Task >>
Give the number of lines that contain the string "سالاری", and nothing else.
==*==
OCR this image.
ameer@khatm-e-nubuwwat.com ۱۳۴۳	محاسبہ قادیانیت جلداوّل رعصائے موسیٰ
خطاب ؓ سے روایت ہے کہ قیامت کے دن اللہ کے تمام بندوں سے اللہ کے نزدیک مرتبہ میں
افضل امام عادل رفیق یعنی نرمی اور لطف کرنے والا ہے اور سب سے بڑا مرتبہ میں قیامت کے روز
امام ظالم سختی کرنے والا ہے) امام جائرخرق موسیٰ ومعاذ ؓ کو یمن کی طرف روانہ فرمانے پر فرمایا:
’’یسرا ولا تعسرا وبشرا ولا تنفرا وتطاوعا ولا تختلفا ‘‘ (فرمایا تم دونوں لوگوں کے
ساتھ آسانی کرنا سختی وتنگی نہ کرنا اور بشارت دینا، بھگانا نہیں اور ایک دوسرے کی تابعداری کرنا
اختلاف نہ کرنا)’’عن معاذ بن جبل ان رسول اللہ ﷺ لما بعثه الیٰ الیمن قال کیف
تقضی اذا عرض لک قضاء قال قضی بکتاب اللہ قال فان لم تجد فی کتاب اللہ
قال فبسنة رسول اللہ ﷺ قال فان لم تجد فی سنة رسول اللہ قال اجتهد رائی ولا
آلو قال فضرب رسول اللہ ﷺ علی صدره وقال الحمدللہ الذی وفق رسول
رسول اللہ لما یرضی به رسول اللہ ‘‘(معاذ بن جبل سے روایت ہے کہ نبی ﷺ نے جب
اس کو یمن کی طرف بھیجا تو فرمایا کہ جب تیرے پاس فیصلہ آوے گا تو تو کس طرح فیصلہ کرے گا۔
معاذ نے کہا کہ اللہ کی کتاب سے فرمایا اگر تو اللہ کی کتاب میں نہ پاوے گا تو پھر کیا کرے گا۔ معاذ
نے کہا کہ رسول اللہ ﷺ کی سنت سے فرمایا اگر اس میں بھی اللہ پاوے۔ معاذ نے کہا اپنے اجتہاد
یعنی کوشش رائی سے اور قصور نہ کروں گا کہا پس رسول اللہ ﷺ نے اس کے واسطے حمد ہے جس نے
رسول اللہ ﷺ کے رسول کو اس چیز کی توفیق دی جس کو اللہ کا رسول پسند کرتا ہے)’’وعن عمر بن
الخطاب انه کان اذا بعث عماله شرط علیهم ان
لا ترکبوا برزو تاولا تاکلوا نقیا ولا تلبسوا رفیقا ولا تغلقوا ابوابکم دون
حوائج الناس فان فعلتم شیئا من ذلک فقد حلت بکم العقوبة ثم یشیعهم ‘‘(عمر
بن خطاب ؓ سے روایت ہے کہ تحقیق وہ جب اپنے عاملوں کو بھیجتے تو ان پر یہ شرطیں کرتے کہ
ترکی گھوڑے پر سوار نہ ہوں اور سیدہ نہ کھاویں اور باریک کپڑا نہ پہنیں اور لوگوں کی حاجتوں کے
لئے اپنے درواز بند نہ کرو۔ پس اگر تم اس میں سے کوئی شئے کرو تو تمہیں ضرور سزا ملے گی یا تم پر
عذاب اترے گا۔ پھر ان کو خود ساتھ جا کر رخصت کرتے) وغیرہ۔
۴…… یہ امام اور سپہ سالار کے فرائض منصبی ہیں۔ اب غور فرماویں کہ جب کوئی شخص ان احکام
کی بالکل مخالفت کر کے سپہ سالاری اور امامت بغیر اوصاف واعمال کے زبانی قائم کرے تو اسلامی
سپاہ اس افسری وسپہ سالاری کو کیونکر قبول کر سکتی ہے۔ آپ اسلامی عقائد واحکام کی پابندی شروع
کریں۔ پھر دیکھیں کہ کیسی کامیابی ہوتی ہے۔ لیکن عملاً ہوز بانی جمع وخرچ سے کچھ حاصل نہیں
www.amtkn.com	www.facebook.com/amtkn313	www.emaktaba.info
==*==
Solution to this task >>
2